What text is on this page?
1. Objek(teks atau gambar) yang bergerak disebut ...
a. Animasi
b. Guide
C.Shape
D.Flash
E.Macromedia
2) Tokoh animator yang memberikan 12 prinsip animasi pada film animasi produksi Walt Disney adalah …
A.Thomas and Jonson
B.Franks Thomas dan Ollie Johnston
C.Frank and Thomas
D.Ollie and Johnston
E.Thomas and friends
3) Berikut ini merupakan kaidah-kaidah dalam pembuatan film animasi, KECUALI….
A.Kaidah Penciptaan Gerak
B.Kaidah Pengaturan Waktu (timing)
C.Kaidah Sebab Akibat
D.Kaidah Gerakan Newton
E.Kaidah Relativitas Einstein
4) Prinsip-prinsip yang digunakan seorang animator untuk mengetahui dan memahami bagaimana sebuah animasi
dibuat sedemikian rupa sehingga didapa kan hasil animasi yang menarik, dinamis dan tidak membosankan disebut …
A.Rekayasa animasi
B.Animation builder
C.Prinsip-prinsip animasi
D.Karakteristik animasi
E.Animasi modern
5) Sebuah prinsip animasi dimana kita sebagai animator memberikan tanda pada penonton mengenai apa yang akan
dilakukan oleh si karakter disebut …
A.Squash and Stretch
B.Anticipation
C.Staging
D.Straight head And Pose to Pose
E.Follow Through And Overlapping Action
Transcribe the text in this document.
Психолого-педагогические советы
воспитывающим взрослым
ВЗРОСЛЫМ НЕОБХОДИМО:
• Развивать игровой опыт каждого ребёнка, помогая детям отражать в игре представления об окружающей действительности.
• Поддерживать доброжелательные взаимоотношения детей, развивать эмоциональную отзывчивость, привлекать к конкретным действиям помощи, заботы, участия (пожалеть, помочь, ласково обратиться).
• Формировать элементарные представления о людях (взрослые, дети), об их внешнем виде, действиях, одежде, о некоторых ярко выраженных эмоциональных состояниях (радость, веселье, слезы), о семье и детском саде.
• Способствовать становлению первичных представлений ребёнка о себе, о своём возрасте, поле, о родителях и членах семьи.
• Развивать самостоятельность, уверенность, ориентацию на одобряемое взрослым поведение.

====================

### STATED GOAL
Beginning with the line that contains "Transcribe the text in this document.", quote each line exactly through the last line of the entries above, and nothing beyond them.

### TASK SOLUTION
Transcribe the text in this document.
Психолого-педагогические советы
воспитывающим взрослым
ВЗРОСЛЫМ НЕОБХОДИМО:
• Развивать игровой опыт каждого ребёнка, помогая детям отражать в игре представления об окружающей действительности.
• Поддерживать доброжелательные взаимоотношения детей, развивать эмоциональную отзывчивость, привлекать к конкретным действиям помощи, заботы, участия (пожалеть, помочь, ласково обратиться).
• Формировать элементарные представления о людях (взрослые, дети), об их внешнем виде, действиях, одежде, о некоторых ярко выраженных эмоциональных состояниях (радость, веселье, слезы), о семье и детском саде.
• Способствовать становлению первичных представлений ребёнка о себе, о своём возрасте, поле, о родителях и членах семьи.
• Развивать самостоятельность, уверенность, ориентацию на одобряемое взрослым поведение.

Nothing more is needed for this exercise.